▶ **Письменные задания**:
1) Перепишите без изменений отрывок из текста о восточном просветительстве. Начните с места, где стоят слова "В колониальный период", и остановитесь после слов "прогрессивному развитию Востока.".
2) К какому времени, согласно тексту о восточном просветительстве, большинство специалистов относят восточное просветительство?

В колониальный период столкнулись две тенденции в западнической мысли: либеральная — с отношением к Западу как источнику идей демократизма, либерализма, научно-технического прогресса, организационного опыта, даже самой идеи прогресса и либерально- и радикально-националистическая, для которой в целом характерно стремление заимствовать (в преломлении сквозь призму собственного, в частности религиозного опыта и традиций) на Западе лишь то, что может содействовать прогрессивному развитию Востока.

Огромное значение для дальнейшего развития общественной мысли имела просветительская деятельность в первой половине XX в. Как правило, просветительство воспринимается как целостное явление в общественной мысли, имеющее антифеодальную направленность, когда бы оно ни возникло. Большинство специалистов относят восточное просветительство ко второй половине XIX в., но в полном объеме его деятельность разворачивается в начале XX века. На колониальном Востоке просветительство предшествовало формированию политических идеологий.

Оно возникло под воздействием таких изменений в обществе, которые вызвали необходимость в новых структурах, способных обеспечить его нормальное функционирование. Но как общественное явление просветительство очень своеобразно. В качестве идейного течения оно выступает антагонистом абсолютного подчинения человеческого разума религиозной вере и воли человека – предписаниям религиозных институтов, а не прозрения одиночек. Поэтому появиться оно могло только тогда, когда потребности общественного развития уже предопределили будущее верховенство научного рационализма, свободы личности и индивидуального творчества, но когда все еще господствовали религиозная схоластика в ее застойном виде и религиозные институты, выступавшие в качестве гаранта существующего строя (82, с. 361).

На Востоке в отличие от Западной Европы до середины XIX в. не было условий для возникновения просветительства в качестве идеологии буржуазной трансформации общества, не было, в частности, потребности в соответствующей умственной атмосфере, в преодолении инерции застойного традиционного мировоззрения, мешавшей свободному развитию человеческого разума.

▶ **Показанный материал**:
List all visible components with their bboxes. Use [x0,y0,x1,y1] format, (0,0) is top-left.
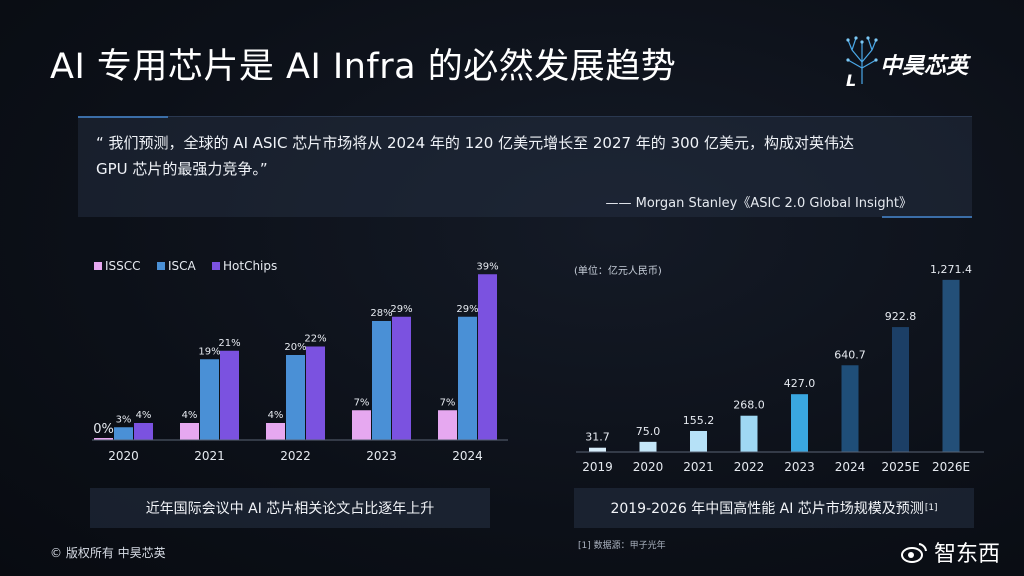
bar-hotchips-2022 [306,346,325,440]
x-tick-2023: 2023 [366,449,397,463]
data-label-2023: 427.0 [784,377,816,390]
x-tick-2023: 2023 [784,460,815,474]
bar-isca-2023 [372,321,391,440]
x-tick-2019: 2019 [582,460,613,474]
data-label-isscc-2020: 0% [93,422,114,437]
bar-2020 [639,441,657,452]
bar-isscc-2021 [180,423,199,440]
logo-text: 中昊芯英 [880,54,969,79]
bar-isca-2020 [114,427,133,440]
x-tick-2025E: 2025E [881,460,919,474]
papers-ratio-chart: ISSCC ISCA HotChips 0%3% 4% 4% 19%21% 4% 20%22%… [92,259,508,463]
legend-swatch-hotchips [212,262,220,270]
copyright: © 版权所有 中昊芯英 [50,546,166,560]
bar-hotchips-2023 [392,316,411,440]
x-tick-2024: 2024 [452,449,483,463]
bar-2021 [690,430,707,452]
bar-2022 [740,415,758,452]
data-label-isca-2022: 20% [284,342,306,353]
bar-isca-2024 [458,316,477,440]
legend-label-isca: ISCA [168,259,197,273]
data-label-2020: 75.0 [636,425,661,438]
quote-source: —— Morgan Stanley《ASIC 2.0 Global Insigh… [605,196,912,211]
data-label-isca-2021: 19% [198,346,220,357]
bar-hotchips-2020 [134,423,153,440]
bar-hotchips-2024 [478,274,497,440]
chart-left-caption: 近年国际会议中 AI 芯片相关论文占比逐年上升 [90,488,490,528]
unit-label: (单位：亿元人民币) [574,266,662,277]
bar-2024 [841,365,859,452]
quote-box [78,116,972,218]
company-logo: L 中昊芯英 [840,30,1000,90]
data-label-2019: 31.7 [585,431,610,444]
page-title: AI 专用芯片是 AI Infra 的必然发展趋势 [50,47,677,87]
data-label-isca-2020: 3% [116,414,132,425]
x-tick-2022: 2022 [280,449,311,463]
data-label-2021: 155.2 [683,414,715,427]
data-label-2022: 268.0 [733,399,765,412]
data-label-isscc-2024: 7% [440,397,456,408]
quote-text: “ 我们预测，全球的 AI ASIC 芯片市场将从 2024 年的 120 亿美… [96,134,854,178]
data-label-hotchips-2021: 21% [218,338,240,349]
data-label-2026E: 1,271.4 [930,263,972,276]
data-label-2024: 640.7 [834,348,866,361]
chart-right-title: 2019-2026 年中国高性能 AI 芯片市场规模及预测 [610,501,924,517]
watermark-text: 智东西 [934,542,1001,567]
bar-isscc-2023 [352,410,371,440]
bar-2023 [791,394,808,452]
x-tick-2020: 2020 [633,460,664,474]
watermark: 智东西 [900,536,1000,568]
bar-isca-2021 [200,359,219,440]
data-label-isscc-2021: 4% [182,410,198,421]
legend-swatch-isscc [94,262,102,270]
footnote: [1] 数据源：甲子光年 [578,541,666,551]
data-label-hotchips-2020: 4% [136,410,152,421]
data-label-hotchips-2023: 29% [390,304,412,315]
data-label-isca-2024: 29% [456,304,478,315]
data-label-hotchips-2024: 39% [476,261,498,272]
chart-right-caption: 2019-2026 年中国高性能 AI 芯片市场规模及预测 [1] [574,488,974,528]
weibo-icon [901,543,927,563]
x-tick-2020: 2020 [108,449,139,463]
data-label-isscc-2023: 7% [354,397,370,408]
chip-tree-icon: L [846,36,878,88]
data-label-2025E: 922.8 [885,310,917,323]
x-tick-2026E: 2026E [932,460,970,474]
bar-2025E [892,327,909,452]
x-tick-2021: 2021 [194,449,225,463]
data-label-isscc-2022: 4% [268,410,284,421]
legend-swatch-isca [157,262,165,270]
data-label-isca-2023: 28% [370,308,392,319]
x-tick-2022: 2022 [734,460,765,474]
bar-2026E [942,279,960,452]
bar-isca-2022 [286,355,305,440]
market-size-chart: 31.7 75.0 155.2 268.0 427.0 640.7 922.8 1,271.4… [576,263,984,474]
bar-hotchips-2021 [220,350,239,440]
data-label-hotchips-2022: 22% [304,334,326,345]
chart-legend: ISSCC ISCA HotChips [94,259,277,273]
legend-label-hotchips: HotChips [223,259,277,273]
x-tick-2021: 2021 [683,460,714,474]
bar-2019 [589,447,606,452]
svg-text:L: L [846,71,856,88]
bar-isscc-2022 [266,423,285,440]
bar-isscc-2020 [94,438,113,440]
x-tick-2024: 2024 [835,460,866,474]
bar-isscc-2024 [438,410,457,440]
title-footnote-ref: [1] [924,503,938,513]
legend-label-isscc: ISSCC [105,259,141,273]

▶ **Ответы по заданиям**:
1)
В колониальный период столкнулись две тенденции в западнической мысли: либеральная — с отношением к Западу как источнику идей демократизма, либерализма, научно-технического прогресса, организационного опыта, даже самой идеи прогресса и либерально- и радикально-националистическая, для которой в целом характерно стремление заимствовать (в преломлении сквозь призму собственного, в частности религиозного опыта и традиций) на Западе лишь то, что может содействовать прогрессивному развитию Востока.

2) Ко второй половине XIX века.